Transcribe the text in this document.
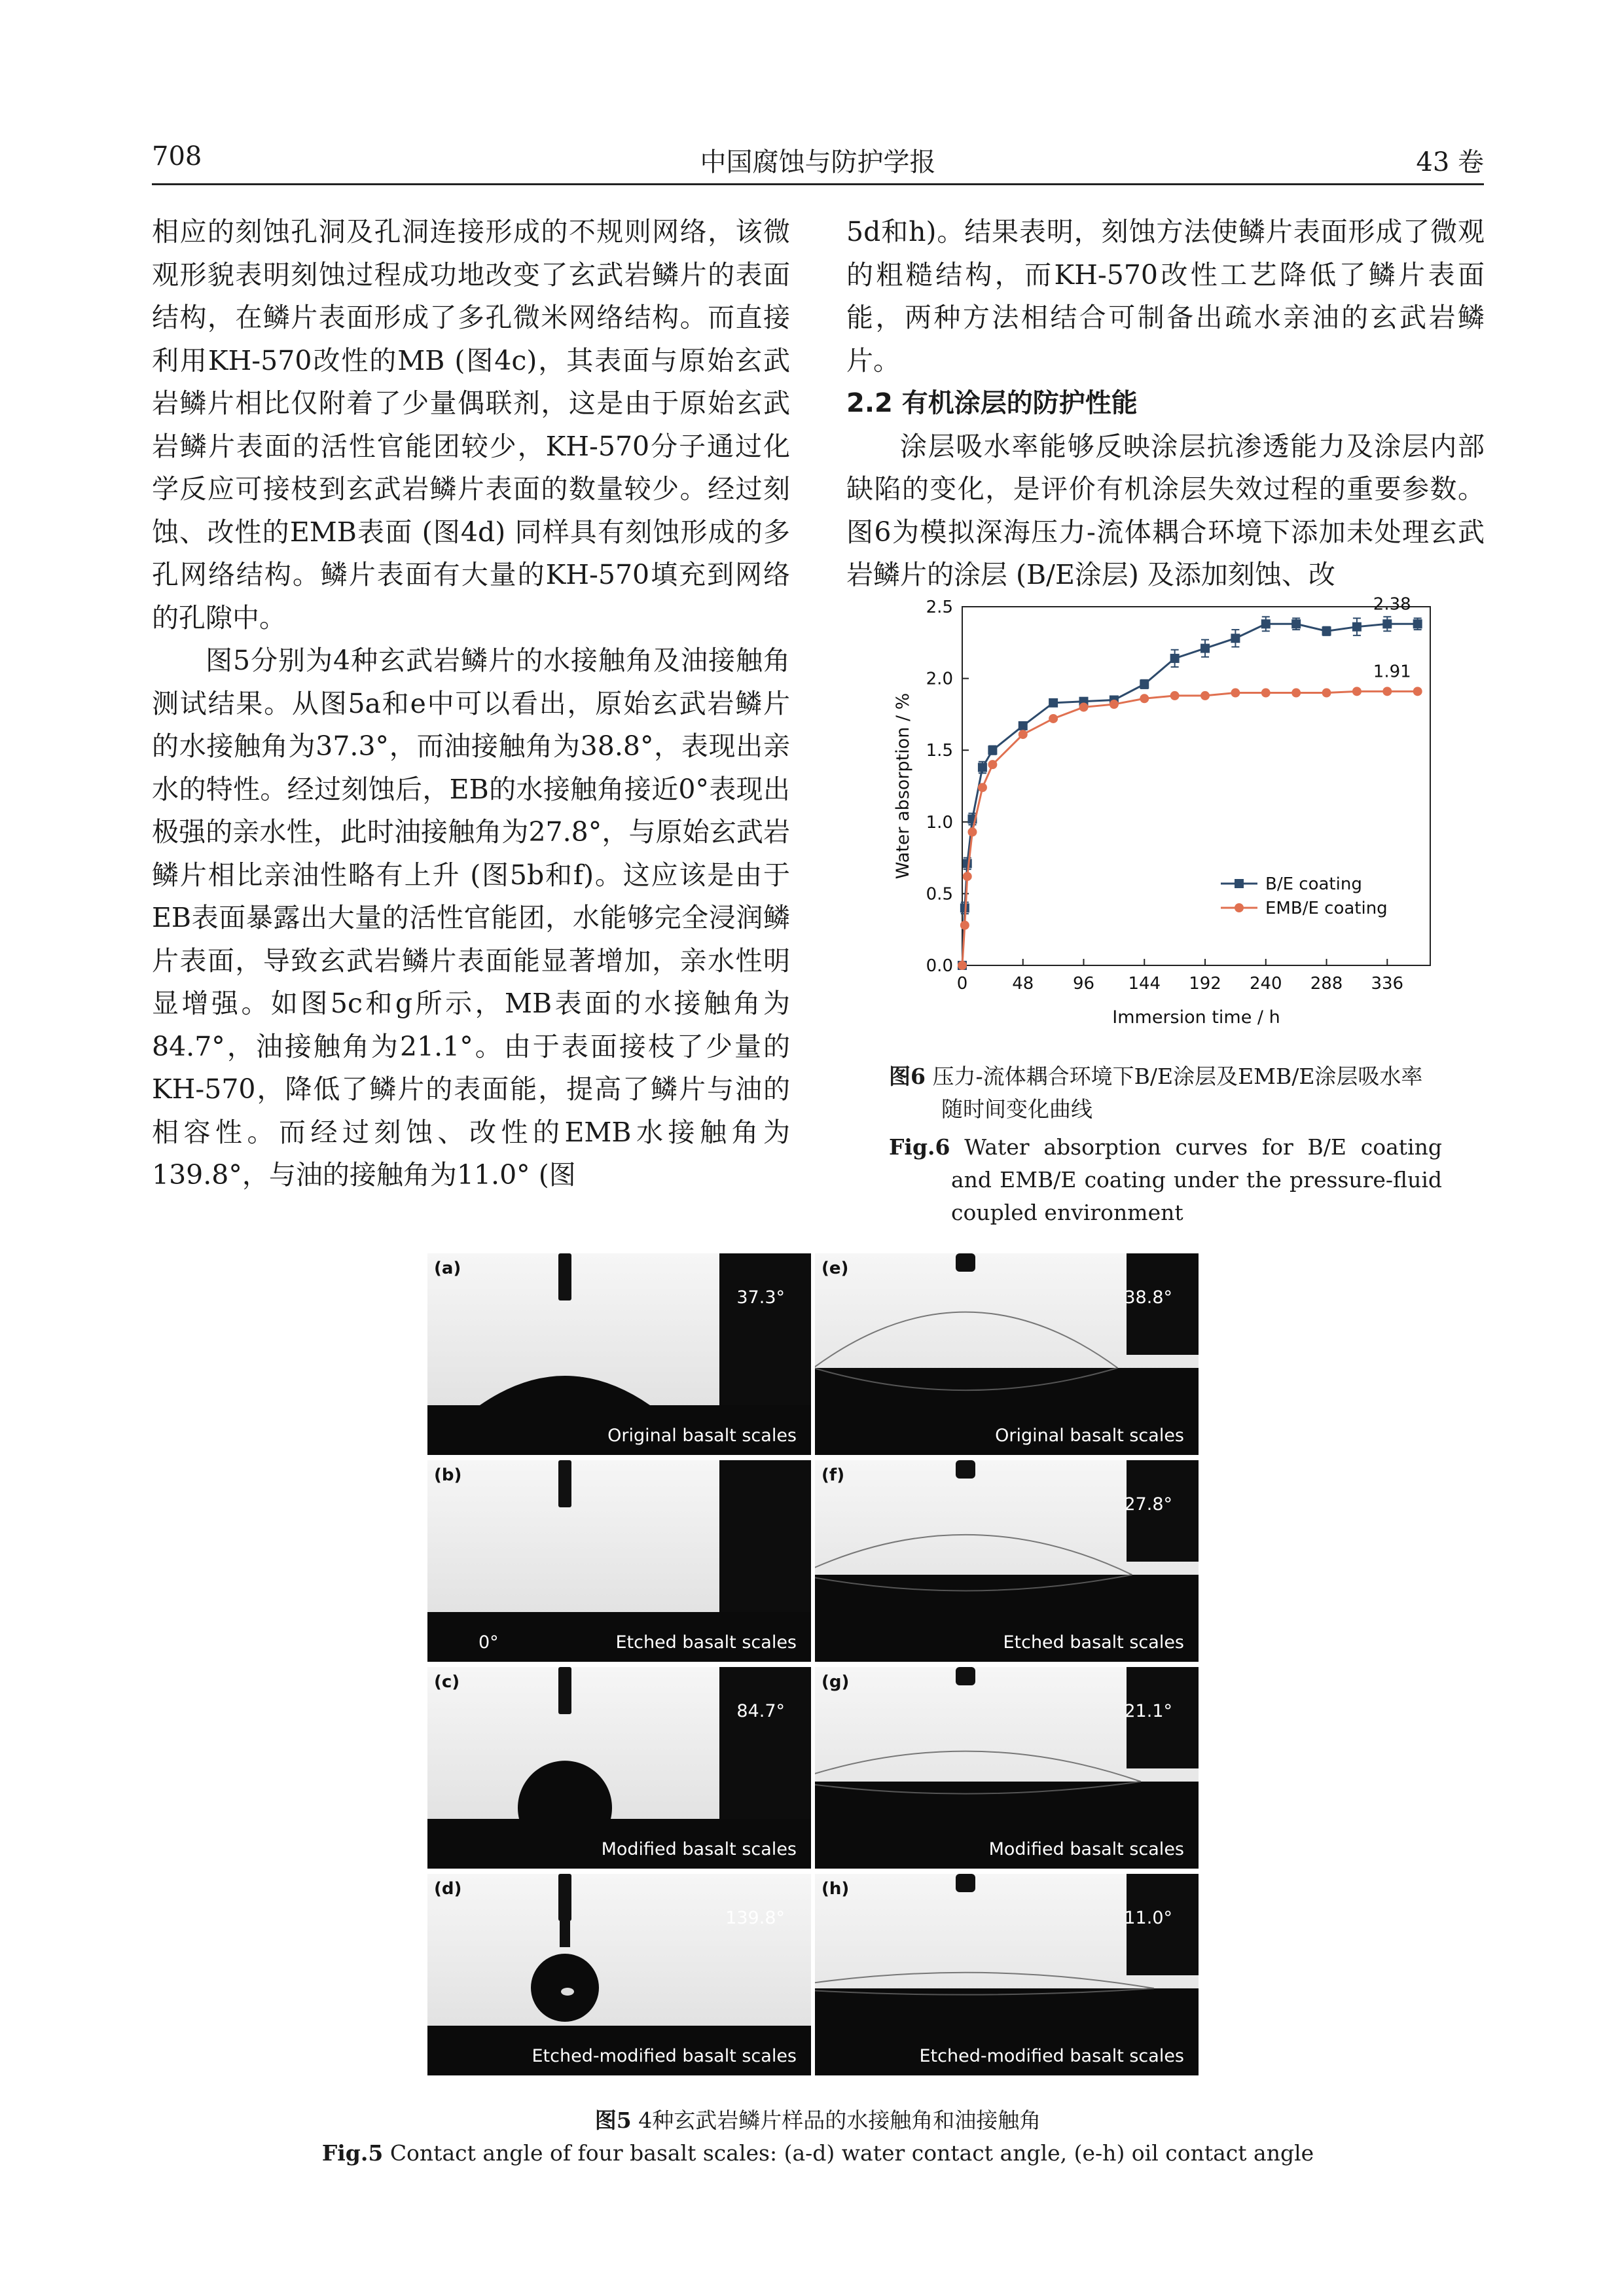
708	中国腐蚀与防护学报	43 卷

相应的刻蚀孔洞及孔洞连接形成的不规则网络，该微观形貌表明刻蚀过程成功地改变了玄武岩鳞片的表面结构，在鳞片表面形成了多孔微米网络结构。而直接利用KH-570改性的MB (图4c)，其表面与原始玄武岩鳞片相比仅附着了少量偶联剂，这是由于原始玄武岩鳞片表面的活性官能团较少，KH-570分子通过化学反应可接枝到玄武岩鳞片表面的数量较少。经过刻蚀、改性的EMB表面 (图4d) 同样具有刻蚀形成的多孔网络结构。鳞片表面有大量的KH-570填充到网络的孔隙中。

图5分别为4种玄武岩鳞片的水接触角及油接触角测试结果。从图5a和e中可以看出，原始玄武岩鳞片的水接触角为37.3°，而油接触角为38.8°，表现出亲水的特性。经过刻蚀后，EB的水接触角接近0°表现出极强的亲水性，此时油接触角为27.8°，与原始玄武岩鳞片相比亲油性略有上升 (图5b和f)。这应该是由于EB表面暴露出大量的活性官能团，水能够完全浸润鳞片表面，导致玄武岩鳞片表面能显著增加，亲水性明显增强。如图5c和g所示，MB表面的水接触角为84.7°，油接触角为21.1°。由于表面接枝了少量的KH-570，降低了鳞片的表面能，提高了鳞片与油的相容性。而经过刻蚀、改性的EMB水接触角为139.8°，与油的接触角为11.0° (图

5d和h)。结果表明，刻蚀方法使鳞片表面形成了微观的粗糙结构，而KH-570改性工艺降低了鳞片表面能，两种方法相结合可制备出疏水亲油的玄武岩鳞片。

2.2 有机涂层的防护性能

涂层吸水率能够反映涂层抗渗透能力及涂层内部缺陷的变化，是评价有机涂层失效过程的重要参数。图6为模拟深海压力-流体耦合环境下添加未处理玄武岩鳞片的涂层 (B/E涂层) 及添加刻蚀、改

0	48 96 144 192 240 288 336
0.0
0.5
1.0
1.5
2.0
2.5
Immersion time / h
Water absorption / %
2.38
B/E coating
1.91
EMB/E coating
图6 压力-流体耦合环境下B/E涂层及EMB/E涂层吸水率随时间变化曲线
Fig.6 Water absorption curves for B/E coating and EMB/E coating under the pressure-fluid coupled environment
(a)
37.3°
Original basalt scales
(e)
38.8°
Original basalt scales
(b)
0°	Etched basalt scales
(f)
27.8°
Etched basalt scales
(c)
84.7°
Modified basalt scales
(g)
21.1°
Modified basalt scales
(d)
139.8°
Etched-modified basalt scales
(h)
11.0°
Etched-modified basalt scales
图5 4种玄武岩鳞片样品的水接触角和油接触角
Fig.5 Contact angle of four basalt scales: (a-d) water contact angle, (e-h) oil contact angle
##############################
> [PROBLEM STATEMENT] Collect the lines of the records that include the string "Etched".

> [COMPLETE OUTPUT]
0°	Etched basalt scales
Etched basalt scales
Etched-modified basalt scales
Etched-modified basalt scales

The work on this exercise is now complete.